● RECORDS FOR THIS EXERCISE
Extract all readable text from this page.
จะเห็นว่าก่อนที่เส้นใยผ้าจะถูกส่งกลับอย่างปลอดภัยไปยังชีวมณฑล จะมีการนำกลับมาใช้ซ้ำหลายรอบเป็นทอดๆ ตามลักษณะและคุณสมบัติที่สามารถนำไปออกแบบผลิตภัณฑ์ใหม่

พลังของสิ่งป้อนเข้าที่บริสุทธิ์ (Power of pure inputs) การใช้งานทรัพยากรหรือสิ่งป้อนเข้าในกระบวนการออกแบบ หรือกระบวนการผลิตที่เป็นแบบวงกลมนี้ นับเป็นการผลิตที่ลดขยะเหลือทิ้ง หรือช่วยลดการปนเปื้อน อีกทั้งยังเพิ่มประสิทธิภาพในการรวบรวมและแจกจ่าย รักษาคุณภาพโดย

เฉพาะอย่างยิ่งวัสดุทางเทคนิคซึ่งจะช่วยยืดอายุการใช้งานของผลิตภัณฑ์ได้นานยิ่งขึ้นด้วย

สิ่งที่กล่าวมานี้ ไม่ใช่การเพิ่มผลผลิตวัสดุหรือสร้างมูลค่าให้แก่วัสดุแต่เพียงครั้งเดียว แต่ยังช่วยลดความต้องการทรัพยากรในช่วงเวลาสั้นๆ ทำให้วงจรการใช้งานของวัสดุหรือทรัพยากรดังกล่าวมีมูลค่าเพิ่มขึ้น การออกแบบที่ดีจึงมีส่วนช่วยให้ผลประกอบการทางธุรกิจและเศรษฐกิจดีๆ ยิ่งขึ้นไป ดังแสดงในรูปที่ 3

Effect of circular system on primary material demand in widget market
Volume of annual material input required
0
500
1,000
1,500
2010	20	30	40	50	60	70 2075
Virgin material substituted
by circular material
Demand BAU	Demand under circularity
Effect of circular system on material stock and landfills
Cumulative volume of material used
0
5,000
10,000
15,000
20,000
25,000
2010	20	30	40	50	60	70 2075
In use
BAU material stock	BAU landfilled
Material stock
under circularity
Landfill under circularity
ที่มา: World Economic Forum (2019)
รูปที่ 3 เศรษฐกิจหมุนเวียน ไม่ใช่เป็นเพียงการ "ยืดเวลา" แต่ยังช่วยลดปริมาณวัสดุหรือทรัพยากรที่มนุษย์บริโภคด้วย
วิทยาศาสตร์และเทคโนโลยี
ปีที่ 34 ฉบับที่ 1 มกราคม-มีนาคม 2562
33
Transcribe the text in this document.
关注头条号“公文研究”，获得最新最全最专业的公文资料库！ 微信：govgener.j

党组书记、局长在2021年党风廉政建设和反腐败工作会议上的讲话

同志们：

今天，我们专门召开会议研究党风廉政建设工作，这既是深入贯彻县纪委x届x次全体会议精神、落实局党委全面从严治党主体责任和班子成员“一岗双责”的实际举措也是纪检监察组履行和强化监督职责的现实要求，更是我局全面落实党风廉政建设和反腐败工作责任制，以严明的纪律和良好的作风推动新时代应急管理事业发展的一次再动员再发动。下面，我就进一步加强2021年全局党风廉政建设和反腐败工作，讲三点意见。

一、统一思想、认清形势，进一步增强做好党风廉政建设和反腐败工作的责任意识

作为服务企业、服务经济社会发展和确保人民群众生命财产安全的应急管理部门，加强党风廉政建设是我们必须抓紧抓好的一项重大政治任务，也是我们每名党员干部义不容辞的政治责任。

● PROBLEM TO SOLVE
Give the records above again, word for word.

● OUTPUT BELOW
Extract all readable text from this page.
จะเห็นว่าก่อนที่เส้นใยผ้าจะถูกส่งกลับอย่างปลอดภัยไปยังชีวมณฑล จะมีการนำกลับมาใช้ซ้ำหลายรอบเป็นทอดๆ ตามลักษณะและคุณสมบัติที่สามารถนำไปออกแบบผลิตภัณฑ์ใหม่

พลังของสิ่งป้อนเข้าที่บริสุทธิ์ (Power of pure inputs) การใช้งานทรัพยากรหรือสิ่งป้อนเข้าในกระบวนการออกแบบ หรือกระบวนการผลิตที่เป็นแบบวงกลมนี้ นับเป็นการผลิตที่ลดขยะเหลือทิ้ง หรือช่วยลดการปนเปื้อน อีกทั้งยังเพิ่มประสิทธิภาพในการรวบรวมและแจกจ่าย รักษาคุณภาพโดย

เฉพาะอย่างยิ่งวัสดุทางเทคนิคซึ่งจะช่วยยืดอายุการใช้งานของผลิตภัณฑ์ได้นานยิ่งขึ้นด้วย

สิ่งที่กล่าวมานี้ ไม่ใช่การเพิ่มผลผลิตวัสดุหรือสร้างมูลค่าให้แก่วัสดุแต่เพียงครั้งเดียว แต่ยังช่วยลดความต้องการทรัพยากรในช่วงเวลาสั้นๆ ทำให้วงจรการใช้งานของวัสดุหรือทรัพยากรดังกล่าวมีมูลค่าเพิ่มขึ้น การออกแบบที่ดีจึงมีส่วนช่วยให้ผลประกอบการทางธุรกิจและเศรษฐกิจดีๆ ยิ่งขึ้นไป ดังแสดงในรูปที่ 3

Effect of circular system on primary material demand in widget market
Volume of annual material input required
0
500
1,000
1,500
2010	20	30	40	50	60	70 2075
Virgin material substituted
by circular material
Demand BAU	Demand under circularity
Effect of circular system on material stock and landfills
Cumulative volume of material used
0
5,000
10,000
15,000
20,000
25,000
2010	20	30	40	50	60	70 2075
In use
BAU material stock	BAU landfilled
Material stock
under circularity
Landfill under circularity
ที่มา: World Economic Forum (2019)
รูปที่ 3 เศรษฐกิจหมุนเวียน ไม่ใช่เป็นเพียงการ "ยืดเวลา" แต่ยังช่วยลดปริมาณวัสดุหรือทรัพยากรที่มนุษย์บริโภคด้วย
วิทยาศาสตร์และเทคโนโลยี
ปีที่ 34 ฉบับที่ 1 มกราคม-มีนาคม 2562
33
Transcribe the text in this document.
关注头条号“公文研究”，获得最新最全最专业的公文资料库！ 微信：govgener.j

党组书记、局长在2021年党风廉政建设和反腐败工作会议上的讲话

同志们：

今天，我们专门召开会议研究党风廉政建设工作，这既是深入贯彻县纪委x届x次全体会议精神、落实局党委全面从严治党主体责任和班子成员“一岗双责”的实际举措也是纪检监察组履行和强化监督职责的现实要求，更是我局全面落实党风廉政建设和反腐败工作责任制，以严明的纪律和良好的作风推动新时代应急管理事业发展的一次再动员再发动。下面，我就进一步加强2021年全局党风廉政建设和反腐败工作，讲三点意见。

一、统一思想、认清形势，进一步增强做好党风廉政建设和反腐败工作的责任意识

作为服务企业、服务经济社会发展和确保人民群众生命财产安全的应急管理部门，加强党风廉政建设是我们必须抓紧抓好的一项重大政治任务，也是我们每名党员干部义不容辞的政治责任。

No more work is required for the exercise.